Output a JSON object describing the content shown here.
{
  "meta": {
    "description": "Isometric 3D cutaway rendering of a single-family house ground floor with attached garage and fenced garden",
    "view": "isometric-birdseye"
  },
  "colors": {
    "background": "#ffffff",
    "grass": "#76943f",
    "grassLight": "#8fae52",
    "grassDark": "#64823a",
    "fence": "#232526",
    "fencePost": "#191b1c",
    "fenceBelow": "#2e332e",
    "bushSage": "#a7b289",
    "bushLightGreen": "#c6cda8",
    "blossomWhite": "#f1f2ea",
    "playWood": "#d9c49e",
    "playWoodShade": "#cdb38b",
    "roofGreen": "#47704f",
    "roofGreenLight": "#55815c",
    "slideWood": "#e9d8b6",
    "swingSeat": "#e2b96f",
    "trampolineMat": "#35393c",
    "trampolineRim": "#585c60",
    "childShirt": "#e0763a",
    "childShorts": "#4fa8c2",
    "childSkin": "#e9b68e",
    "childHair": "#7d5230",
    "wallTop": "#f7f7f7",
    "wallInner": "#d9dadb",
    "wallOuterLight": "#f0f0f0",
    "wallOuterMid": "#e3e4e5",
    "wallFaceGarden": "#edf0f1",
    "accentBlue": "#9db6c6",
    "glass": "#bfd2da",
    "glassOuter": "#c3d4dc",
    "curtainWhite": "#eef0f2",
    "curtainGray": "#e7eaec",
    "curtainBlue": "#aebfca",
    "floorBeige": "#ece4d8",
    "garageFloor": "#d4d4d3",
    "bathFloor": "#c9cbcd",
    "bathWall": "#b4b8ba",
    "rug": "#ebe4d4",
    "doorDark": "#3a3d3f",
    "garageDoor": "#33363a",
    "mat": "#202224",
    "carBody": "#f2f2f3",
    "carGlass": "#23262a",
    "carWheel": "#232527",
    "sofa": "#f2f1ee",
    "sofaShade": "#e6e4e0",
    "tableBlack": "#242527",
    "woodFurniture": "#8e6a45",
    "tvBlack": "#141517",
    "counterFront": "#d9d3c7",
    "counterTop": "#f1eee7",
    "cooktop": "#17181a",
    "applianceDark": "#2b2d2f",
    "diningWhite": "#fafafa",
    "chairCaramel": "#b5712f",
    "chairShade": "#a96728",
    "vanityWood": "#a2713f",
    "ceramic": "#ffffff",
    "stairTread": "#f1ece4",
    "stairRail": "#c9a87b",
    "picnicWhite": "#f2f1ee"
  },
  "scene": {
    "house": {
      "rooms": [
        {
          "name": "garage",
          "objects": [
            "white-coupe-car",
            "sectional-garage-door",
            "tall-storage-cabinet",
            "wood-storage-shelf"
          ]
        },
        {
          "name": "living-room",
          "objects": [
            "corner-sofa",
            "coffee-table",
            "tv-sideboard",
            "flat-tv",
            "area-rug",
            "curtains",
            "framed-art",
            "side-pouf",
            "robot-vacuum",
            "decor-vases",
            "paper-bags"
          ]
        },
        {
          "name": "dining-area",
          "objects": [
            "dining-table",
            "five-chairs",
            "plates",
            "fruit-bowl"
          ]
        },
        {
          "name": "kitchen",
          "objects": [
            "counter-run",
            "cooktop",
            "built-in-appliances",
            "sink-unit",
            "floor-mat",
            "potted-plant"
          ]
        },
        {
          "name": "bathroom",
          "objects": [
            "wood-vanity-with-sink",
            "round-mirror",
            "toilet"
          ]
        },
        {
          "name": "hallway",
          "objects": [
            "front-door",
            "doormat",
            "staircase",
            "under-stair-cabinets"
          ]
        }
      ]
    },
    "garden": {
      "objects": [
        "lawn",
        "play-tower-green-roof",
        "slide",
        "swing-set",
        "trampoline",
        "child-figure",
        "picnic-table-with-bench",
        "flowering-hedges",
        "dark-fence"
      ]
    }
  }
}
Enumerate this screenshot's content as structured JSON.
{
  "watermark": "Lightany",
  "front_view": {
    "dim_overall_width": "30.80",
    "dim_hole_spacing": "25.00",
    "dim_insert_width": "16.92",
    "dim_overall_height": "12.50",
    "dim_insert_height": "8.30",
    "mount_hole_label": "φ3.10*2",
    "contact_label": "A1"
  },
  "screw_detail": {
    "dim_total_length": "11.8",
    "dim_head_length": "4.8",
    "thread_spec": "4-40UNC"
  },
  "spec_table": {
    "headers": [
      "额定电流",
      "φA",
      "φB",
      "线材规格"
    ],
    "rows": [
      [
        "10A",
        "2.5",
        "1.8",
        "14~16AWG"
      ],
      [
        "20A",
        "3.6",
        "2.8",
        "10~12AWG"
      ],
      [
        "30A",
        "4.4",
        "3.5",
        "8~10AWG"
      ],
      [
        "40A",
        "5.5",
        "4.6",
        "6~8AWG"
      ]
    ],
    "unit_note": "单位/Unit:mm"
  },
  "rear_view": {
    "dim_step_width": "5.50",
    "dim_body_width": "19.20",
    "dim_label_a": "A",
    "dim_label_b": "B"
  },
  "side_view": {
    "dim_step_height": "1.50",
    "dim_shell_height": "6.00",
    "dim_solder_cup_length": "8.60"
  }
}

* _Task objective_: Your task is to reproduce, exactly and exclusively, the lines from the one holding "Enumerate this screenshot's" through the final line of the listing.

* _Result of the exercise_:
Enumerate this screenshot's content as structured JSON.
{
  "watermark": "Lightany",
  "front_view": {
    "dim_overall_width": "30.80",
    "dim_hole_spacing": "25.00",
    "dim_insert_width": "16.92",
    "dim_overall_height": "12.50",
    "dim_insert_height": "8.30",
    "mount_hole_label": "φ3.10*2",
    "contact_label": "A1"
  },
  "screw_detail": {
    "dim_total_length": "11.8",
    "dim_head_length": "4.8",
    "thread_spec": "4-40UNC"
  },
  "spec_table": {
    "headers": [
      "额定电流",
      "φA",
      "φB",
      "线材规格"
    ],
    "rows": [
      [
        "10A",
        "2.5",
        "1.8",
        "14~16AWG"
      ],
      [
        "20A",
        "3.6",
        "2.8",
        "10~12AWG"
      ],
      [
        "30A",
        "4.4",
        "3.5",
        "8~10AWG"
      ],
      [
        "40A",
        "5.5",
        "4.6",
        "6~8AWG"
      ]
    ],
    "unit_note": "单位/Unit:mm"
  },
  "rear_view": {
    "dim_step_width": "5.50",
    "dim_body_width": "19.20",
    "dim_label_a": "A",
    "dim_label_b": "B"
  },
  "side_view": {
    "dim_step_height": "1.50",
    "dim_shell_height": "6.00",
    "dim_solder_cup_length": "8.60"
  }
}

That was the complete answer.